**Record excerpts**:
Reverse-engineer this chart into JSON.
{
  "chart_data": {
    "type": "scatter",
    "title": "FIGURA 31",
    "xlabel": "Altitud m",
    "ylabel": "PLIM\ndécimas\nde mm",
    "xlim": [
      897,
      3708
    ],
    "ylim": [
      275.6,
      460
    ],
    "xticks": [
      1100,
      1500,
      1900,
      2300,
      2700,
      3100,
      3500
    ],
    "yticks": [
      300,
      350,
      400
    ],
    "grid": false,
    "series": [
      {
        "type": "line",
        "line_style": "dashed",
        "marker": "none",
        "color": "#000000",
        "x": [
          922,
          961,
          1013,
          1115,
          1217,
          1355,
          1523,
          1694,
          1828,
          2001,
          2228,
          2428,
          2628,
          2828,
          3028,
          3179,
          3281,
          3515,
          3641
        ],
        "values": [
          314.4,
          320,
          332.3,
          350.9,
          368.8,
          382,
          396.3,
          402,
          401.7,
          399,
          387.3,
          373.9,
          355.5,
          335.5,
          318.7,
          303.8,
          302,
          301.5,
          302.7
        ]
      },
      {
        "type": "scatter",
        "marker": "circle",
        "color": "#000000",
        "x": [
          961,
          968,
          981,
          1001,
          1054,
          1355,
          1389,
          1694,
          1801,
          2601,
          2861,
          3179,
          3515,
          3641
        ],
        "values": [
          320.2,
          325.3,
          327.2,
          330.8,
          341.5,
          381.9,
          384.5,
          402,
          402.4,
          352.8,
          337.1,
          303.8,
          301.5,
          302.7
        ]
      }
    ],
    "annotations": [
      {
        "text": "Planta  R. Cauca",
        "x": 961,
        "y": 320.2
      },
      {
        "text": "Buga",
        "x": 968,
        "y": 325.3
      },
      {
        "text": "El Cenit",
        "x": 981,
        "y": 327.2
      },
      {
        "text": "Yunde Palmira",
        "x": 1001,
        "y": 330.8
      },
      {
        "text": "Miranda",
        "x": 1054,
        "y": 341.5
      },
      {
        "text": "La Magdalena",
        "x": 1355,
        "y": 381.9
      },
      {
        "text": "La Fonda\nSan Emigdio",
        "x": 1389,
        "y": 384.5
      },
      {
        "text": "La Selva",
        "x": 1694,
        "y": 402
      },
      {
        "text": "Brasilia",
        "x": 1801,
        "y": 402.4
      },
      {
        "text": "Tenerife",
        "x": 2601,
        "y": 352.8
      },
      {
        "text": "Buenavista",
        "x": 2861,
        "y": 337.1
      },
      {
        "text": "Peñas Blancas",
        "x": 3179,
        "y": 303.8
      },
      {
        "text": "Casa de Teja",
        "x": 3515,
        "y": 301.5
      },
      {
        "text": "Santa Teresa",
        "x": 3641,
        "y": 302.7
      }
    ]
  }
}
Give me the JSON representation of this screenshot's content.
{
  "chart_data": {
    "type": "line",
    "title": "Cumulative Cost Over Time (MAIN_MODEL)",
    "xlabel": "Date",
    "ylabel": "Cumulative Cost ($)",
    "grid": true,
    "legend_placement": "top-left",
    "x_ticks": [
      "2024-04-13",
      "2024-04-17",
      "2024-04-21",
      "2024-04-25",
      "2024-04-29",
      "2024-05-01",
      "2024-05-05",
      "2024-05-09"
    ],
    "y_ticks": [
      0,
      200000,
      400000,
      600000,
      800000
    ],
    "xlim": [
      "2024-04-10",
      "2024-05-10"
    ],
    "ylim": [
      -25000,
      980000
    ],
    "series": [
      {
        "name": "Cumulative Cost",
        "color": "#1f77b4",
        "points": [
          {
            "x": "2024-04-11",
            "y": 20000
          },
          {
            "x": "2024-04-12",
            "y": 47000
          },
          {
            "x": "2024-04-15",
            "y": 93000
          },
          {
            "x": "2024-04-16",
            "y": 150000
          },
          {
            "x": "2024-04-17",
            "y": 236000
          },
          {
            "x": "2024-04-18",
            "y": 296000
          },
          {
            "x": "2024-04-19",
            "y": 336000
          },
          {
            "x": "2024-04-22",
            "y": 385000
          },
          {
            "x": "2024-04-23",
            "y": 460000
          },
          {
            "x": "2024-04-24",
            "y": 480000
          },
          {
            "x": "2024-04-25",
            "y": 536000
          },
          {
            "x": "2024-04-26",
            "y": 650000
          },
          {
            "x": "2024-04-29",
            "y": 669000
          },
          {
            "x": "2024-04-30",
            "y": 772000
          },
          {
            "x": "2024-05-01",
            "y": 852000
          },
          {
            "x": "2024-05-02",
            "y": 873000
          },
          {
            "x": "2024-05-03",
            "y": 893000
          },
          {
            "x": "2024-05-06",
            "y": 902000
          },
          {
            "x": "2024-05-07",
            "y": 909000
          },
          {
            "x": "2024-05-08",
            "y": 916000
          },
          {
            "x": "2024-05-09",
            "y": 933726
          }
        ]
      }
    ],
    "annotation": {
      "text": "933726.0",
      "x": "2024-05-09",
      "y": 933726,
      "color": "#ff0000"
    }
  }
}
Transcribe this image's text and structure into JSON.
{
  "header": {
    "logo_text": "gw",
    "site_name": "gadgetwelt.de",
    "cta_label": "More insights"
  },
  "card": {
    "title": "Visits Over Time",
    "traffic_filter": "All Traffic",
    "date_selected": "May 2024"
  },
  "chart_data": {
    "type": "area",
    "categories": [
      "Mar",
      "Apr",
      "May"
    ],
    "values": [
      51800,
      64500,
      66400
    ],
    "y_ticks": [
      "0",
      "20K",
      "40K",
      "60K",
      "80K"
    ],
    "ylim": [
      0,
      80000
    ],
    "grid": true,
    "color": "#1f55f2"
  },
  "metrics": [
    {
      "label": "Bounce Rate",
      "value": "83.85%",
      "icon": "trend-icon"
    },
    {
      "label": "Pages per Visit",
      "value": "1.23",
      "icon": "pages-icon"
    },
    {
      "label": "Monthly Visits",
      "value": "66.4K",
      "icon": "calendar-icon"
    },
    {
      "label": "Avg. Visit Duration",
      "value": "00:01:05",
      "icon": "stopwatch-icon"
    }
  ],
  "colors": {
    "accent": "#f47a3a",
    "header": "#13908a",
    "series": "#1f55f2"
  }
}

**What this task involves**:
Make an exact copy of every line in the data.

**Finished exercise**:
Reverse-engineer this chart into JSON.
{
  "chart_data": {
    "type": "scatter",
    "title": "FIGURA 31",
    "xlabel": "Altitud m",
    "ylabel": "PLIM\ndécimas\nde mm",
    "xlim": [
      897,
      3708
    ],
    "ylim": [
      275.6,
      460
    ],
    "xticks": [
      1100,
      1500,
      1900,
      2300,
      2700,
      3100,
      3500
    ],
    "yticks": [
      300,
      350,
      400
    ],
    "grid": false,
    "series": [
      {
        "type": "line",
        "line_style": "dashed",
        "marker": "none",
        "color": "#000000",
        "x": [
          922,
          961,
          1013,
          1115,
          1217,
          1355,
          1523,
          1694,
          1828,
          2001,
          2228,
          2428,
          2628,
          2828,
          3028,
          3179,
          3281,
          3515,
          3641
        ],
        "values": [
          314.4,
          320,
          332.3,
          350.9,
          368.8,
          382,
          396.3,
          402,
          401.7,
          399,
          387.3,
          373.9,
          355.5,
          335.5,
          318.7,
          303.8,
          302,
          301.5,
          302.7
        ]
      },
      {
        "type": "scatter",
        "marker": "circle",
        "color": "#000000",
        "x": [
          961,
          968,
          981,
          1001,
          1054,
          1355,
          1389,
          1694,
          1801,
          2601,
          2861,
          3179,
          3515,
          3641
        ],
        "values": [
          320.2,
          325.3,
          327.2,
          330.8,
          341.5,
          381.9,
          384.5,
          402,
          402.4,
          352.8,
          337.1,
          303.8,
          301.5,
          302.7
        ]
      }
    ],
    "annotations": [
      {
        "text": "Planta  R. Cauca",
        "x": 961,
        "y": 320.2
      },
      {
        "text": "Buga",
        "x": 968,
        "y": 325.3
      },
      {
        "text": "El Cenit",
        "x": 981,
        "y": 327.2
      },
      {
        "text": "Yunde Palmira",
        "x": 1001,
        "y": 330.8
      },
      {
        "text": "Miranda",
        "x": 1054,
        "y": 341.5
      },
      {
        "text": "La Magdalena",
        "x": 1355,
        "y": 381.9
      },
      {
        "text": "La Fonda\nSan Emigdio",
        "x": 1389,
        "y": 384.5
      },
      {
        "text": "La Selva",
        "x": 1694,
        "y": 402
      },
      {
        "text": "Brasilia",
        "x": 1801,
        "y": 402.4
      },
      {
        "text": "Tenerife",
        "x": 2601,
        "y": 352.8
      },
      {
        "text": "Buenavista",
        "x": 2861,
        "y": 337.1
      },
      {
        "text": "Peñas Blancas",
        "x": 3179,
        "y": 303.8
      },
      {
        "text": "Casa de Teja",
        "x": 3515,
        "y": 301.5
      },
      {
        "text": "Santa Teresa",
        "x": 3641,
        "y": 302.7
      }
    ]
  }
}
Give me the JSON representation of this screenshot's content.
{
  "chart_data": {
    "type": "line",
    "title": "Cumulative Cost Over Time (MAIN_MODEL)",
    "xlabel": "Date",
    "ylabel": "Cumulative Cost ($)",
    "grid": true,
    "legend_placement": "top-left",
    "x_ticks": [
      "2024-04-13",
      "2024-04-17",
      "2024-04-21",
      "2024-04-25",
      "2024-04-29",
      "2024-05-01",
      "2024-05-05",
      "2024-05-09"
    ],
    "y_ticks": [
      0,
      200000,
      400000,
      600000,
      800000
    ],
    "xlim": [
      "2024-04-10",
      "2024-05-10"
    ],
    "ylim": [
      -25000,
      980000
    ],
    "series": [
      {
        "name": "Cumulative Cost",
        "color": "#1f77b4",
        "points": [
          {
            "x": "2024-04-11",
            "y": 20000
          },
          {
            "x": "2024-04-12",
            "y": 47000
          },
          {
            "x": "2024-04-15",
            "y": 93000
          },
          {
            "x": "2024-04-16",
            "y": 150000
          },
          {
            "x": "2024-04-17",
            "y": 236000
          },
          {
            "x": "2024-04-18",
            "y": 296000
          },
          {
            "x": "2024-04-19",
            "y": 336000
          },
          {
            "x": "2024-04-22",
            "y": 385000
          },
          {
            "x": "2024-04-23",
            "y": 460000
          },
          {
            "x": "2024-04-24",
            "y": 480000
          },
          {
            "x": "2024-04-25",
            "y": 536000
          },
          {
            "x": "2024-04-26",
            "y": 650000
          },
          {
            "x": "2024-04-29",
            "y": 669000
          },
          {
            "x": "2024-04-30",
            "y": 772000
          },
          {
            "x": "2024-05-01",
            "y": 852000
          },
          {
            "x": "2024-05-02",
            "y": 873000
          },
          {
            "x": "2024-05-03",
            "y": 893000
          },
          {
            "x": "2024-05-06",
            "y": 902000
          },
          {
            "x": "2024-05-07",
            "y": 909000
          },
          {
            "x": "2024-05-08",
            "y": 916000
          },
          {
            "x": "2024-05-09",
            "y": 933726
          }
        ]
      }
    ],
    "annotation": {
      "text": "933726.0",
      "x": "2024-05-09",
      "y": 933726,
      "color": "#ff0000"
    }
  }
}
Transcribe this image's text and structure into JSON.
{
  "header": {
    "logo_text": "gw",
    "site_name": "gadgetwelt.de",
    "cta_label": "More insights"
  },
  "card": {
    "title": "Visits Over Time",
    "traffic_filter": "All Traffic",
    "date_selected": "May 2024"
  },
  "chart_data": {
    "type": "area",
    "categories": [
      "Mar",
      "Apr",
      "May"
    ],
    "values": [
      51800,
      64500,
      66400
    ],
    "y_ticks": [
      "0",
      "20K",
      "40K",
      "60K",
      "80K"
    ],
    "ylim": [
      0,
      80000
    ],
    "grid": true,
    "color": "#1f55f2"
  },
  "metrics": [
    {
      "label": "Bounce Rate",
      "value": "83.85%",
      "icon": "trend-icon"
    },
    {
      "label": "Pages per Visit",
      "value": "1.23",
      "icon": "pages-icon"
    },
    {
      "label": "Monthly Visits",
      "value": "66.4K",
      "icon": "calendar-icon"
    },
    {
      "label": "Avg. Visit Duration",
      "value": "00:01:05",
      "icon": "stopwatch-icon"
    }
  ],
  "colors": {
    "accent": "#f47a3a",
    "header": "#13908a",
    "series": "#1f55f2"
  }
}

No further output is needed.